▸ What you will do:
Reproduce the entries from the line containing "x-tick-label-0: '22 (78, 814, 96, 830)" down to the line containing "trend-line-0 (51, 307, 314, 640)", with "penny stock" swapped for "meme stock" and everything else left unchanged.
= = = =
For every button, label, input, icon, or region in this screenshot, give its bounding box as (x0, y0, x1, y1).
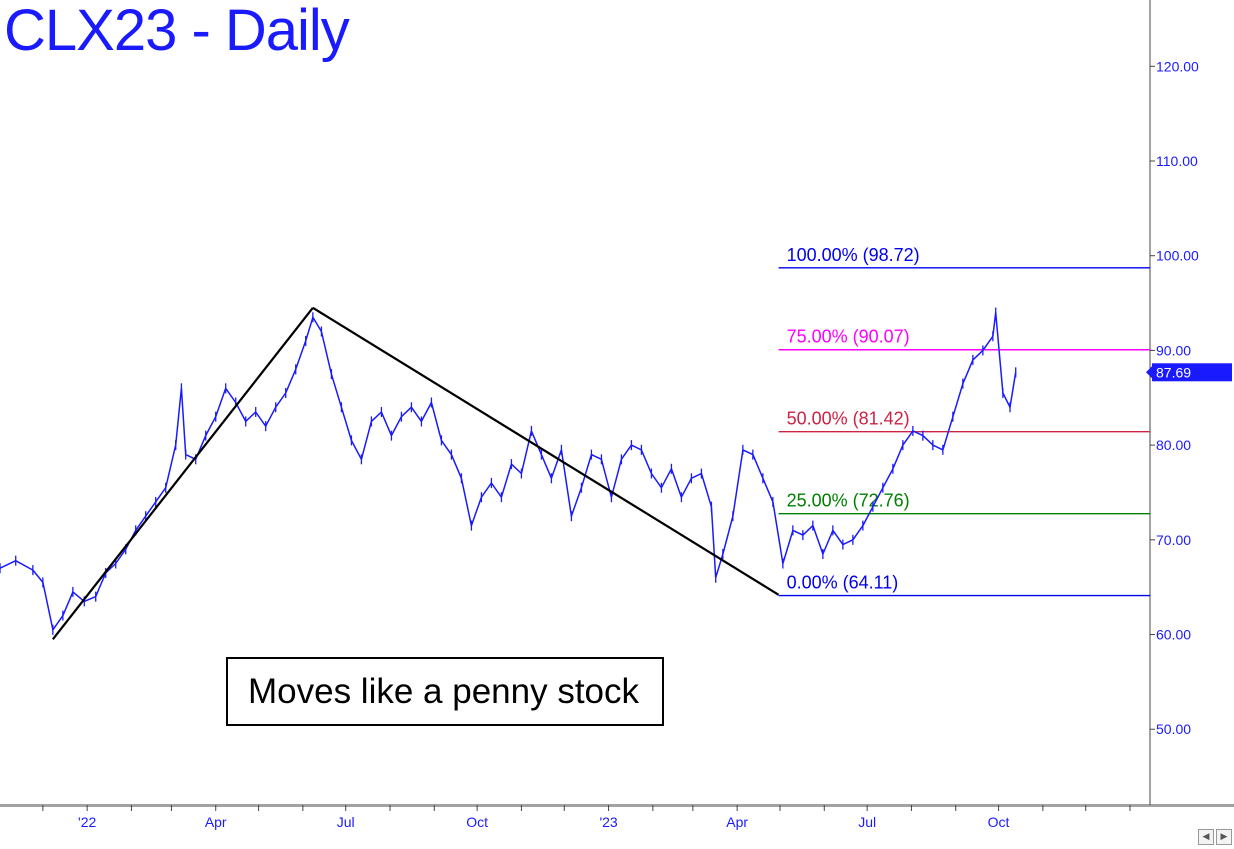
x-tick-label-0: '22 (78, 814, 96, 830)
y-tick-label-2: 70.00 (1156, 532, 1191, 548)
y-tick-label-1: 60.00 (1156, 627, 1191, 643)
annotation-text: Moves like a penny stock (248, 671, 640, 711)
x-tick-label-1: Apr (205, 814, 227, 830)
triangle-right-icon[interactable]: ▶ (1216, 829, 1232, 845)
y-tick-label-6: 110.00 (1156, 153, 1198, 169)
last-price-tag (1152, 363, 1232, 382)
y-tick-label-0: 50.00 (1156, 721, 1191, 737)
last-price-tag-arrow (1146, 366, 1152, 379)
x-tick-label-6: Jul (858, 814, 876, 830)
y-tick-label-4: 90.00 (1156, 342, 1191, 358)
x-tick-label-4: '23 (599, 814, 617, 830)
fib-label-3: 25.00% (72.76) (787, 491, 910, 511)
fib-label-2: 50.00% (81.42) (787, 409, 910, 429)
y-tick-label-7: 120.00 (1156, 58, 1199, 74)
annotation-box: Moves like a penny stock (226, 657, 664, 726)
x-tick-label-7: Oct (988, 814, 1010, 830)
fib-label-0: 100.00% (98.72) (787, 245, 920, 265)
triangle-left-icon[interactable]: ◀ (1198, 829, 1214, 845)
y-tick-label-3: 80.00 (1156, 437, 1191, 453)
x-axis-band (0, 805, 1234, 849)
trend-line-1 (312, 306, 780, 596)
chart-title: CLX23 - Daily (4, 0, 350, 63)
last-price-label: 87.69 (1156, 364, 1191, 380)
trend-line-0 (51, 307, 314, 640)
x-tick-label-3: Oct (466, 814, 488, 830)
x-tick-label-2: Jul (337, 814, 355, 830)
fib-label-1: 75.00% (90.07) (787, 327, 910, 347)
x-tick-label-5: Apr (726, 814, 748, 830)
fib-label-4: 0.00% (64.11) (787, 573, 899, 593)
y-tick-label-5: 100.00 (1156, 248, 1199, 264)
= = = =
▸ Task answer:
x-tick-label-0: '22 (78, 814, 96, 830)
y-tick-label-2: 70.00 (1156, 532, 1191, 548)
y-tick-label-1: 60.00 (1156, 627, 1191, 643)
annotation-text: Moves like a meme stock (248, 671, 640, 711)
x-tick-label-1: Apr (205, 814, 227, 830)
triangle-right-icon[interactable]: ▶ (1216, 829, 1232, 845)
y-tick-label-6: 110.00 (1156, 153, 1198, 169)
last-price-tag (1152, 363, 1232, 382)
y-tick-label-0: 50.00 (1156, 721, 1191, 737)
last-price-tag-arrow (1146, 366, 1152, 379)
x-tick-label-6: Jul (858, 814, 876, 830)
y-tick-label-4: 90.00 (1156, 342, 1191, 358)
x-tick-label-4: '23 (599, 814, 617, 830)
fib-label-3: 25.00% (72.76) (787, 491, 910, 511)
fib-label-2: 50.00% (81.42) (787, 409, 910, 429)
y-tick-label-7: 120.00 (1156, 58, 1199, 74)
annotation-box: Moves like a meme stock (226, 657, 664, 726)
x-tick-label-7: Oct (988, 814, 1010, 830)
fib-label-0: 100.00% (98.72) (787, 245, 920, 265)
triangle-left-icon[interactable]: ◀ (1198, 829, 1214, 845)
y-tick-label-3: 80.00 (1156, 437, 1191, 453)
x-axis-band (0, 805, 1234, 849)
trend-line-1 (312, 306, 780, 596)
chart-title: CLX23 - Daily (4, 0, 350, 63)
last-price-label: 87.69 (1156, 364, 1191, 380)
trend-line-0 (51, 307, 314, 640)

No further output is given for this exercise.